■ What you need to do
Repeat, exactly and in full, the lines of the listing below, but without any pictures.

[Extracted records]
+ + + + + + +

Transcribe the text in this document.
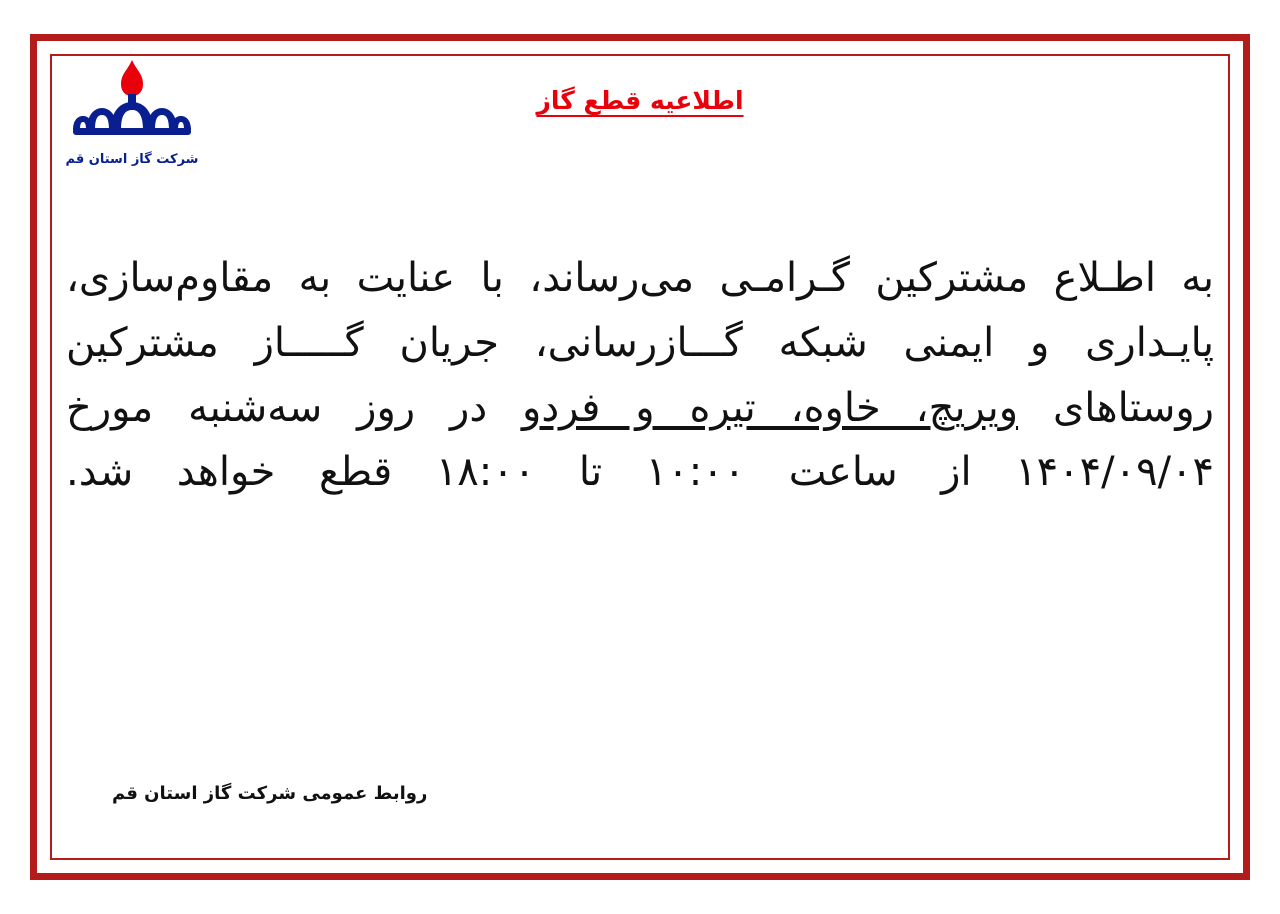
اطلاعیه قطع گاز
شرکت گاز استان قم
به اطـلاع مشترکین گـرامـی می‌رساند، با عنایت به مقاوم‌سازی، پایـداری و ایمنی شبکه گـــازرسانی، جریان گـــــاز مشترکین روستاهای ویریچ، خاوه، تیره و فردو در روز سه‌شنبه مورخ ۱۴۰۴/۰۹/۰۴ از ساعت ۱۰:۰۰ تا ۱۸:۰۰ قطع خواهد شد.
روابط عمومی شرکت گاز استان قم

+ + + + + + +

■ Answer for the task
Transcribe the text in this document.
اطلاعیه قطع گاز
شرکت گاز استان قم
به اطـلاع مشترکین گـرامـی می‌رساند، با عنایت به مقاوم‌سازی، پایـداری و ایمنی شبکه گـــازرسانی، جریان گـــــاز مشترکین روستاهای ویریچ، خاوه، تیره و فردو در روز سه‌شنبه مورخ ۱۴۰۴/۰۹/۰۴ از ساعت ۱۰:۰۰ تا ۱۸:۰۰ قطع خواهد شد.
روابط عمومی شرکت گاز استان قم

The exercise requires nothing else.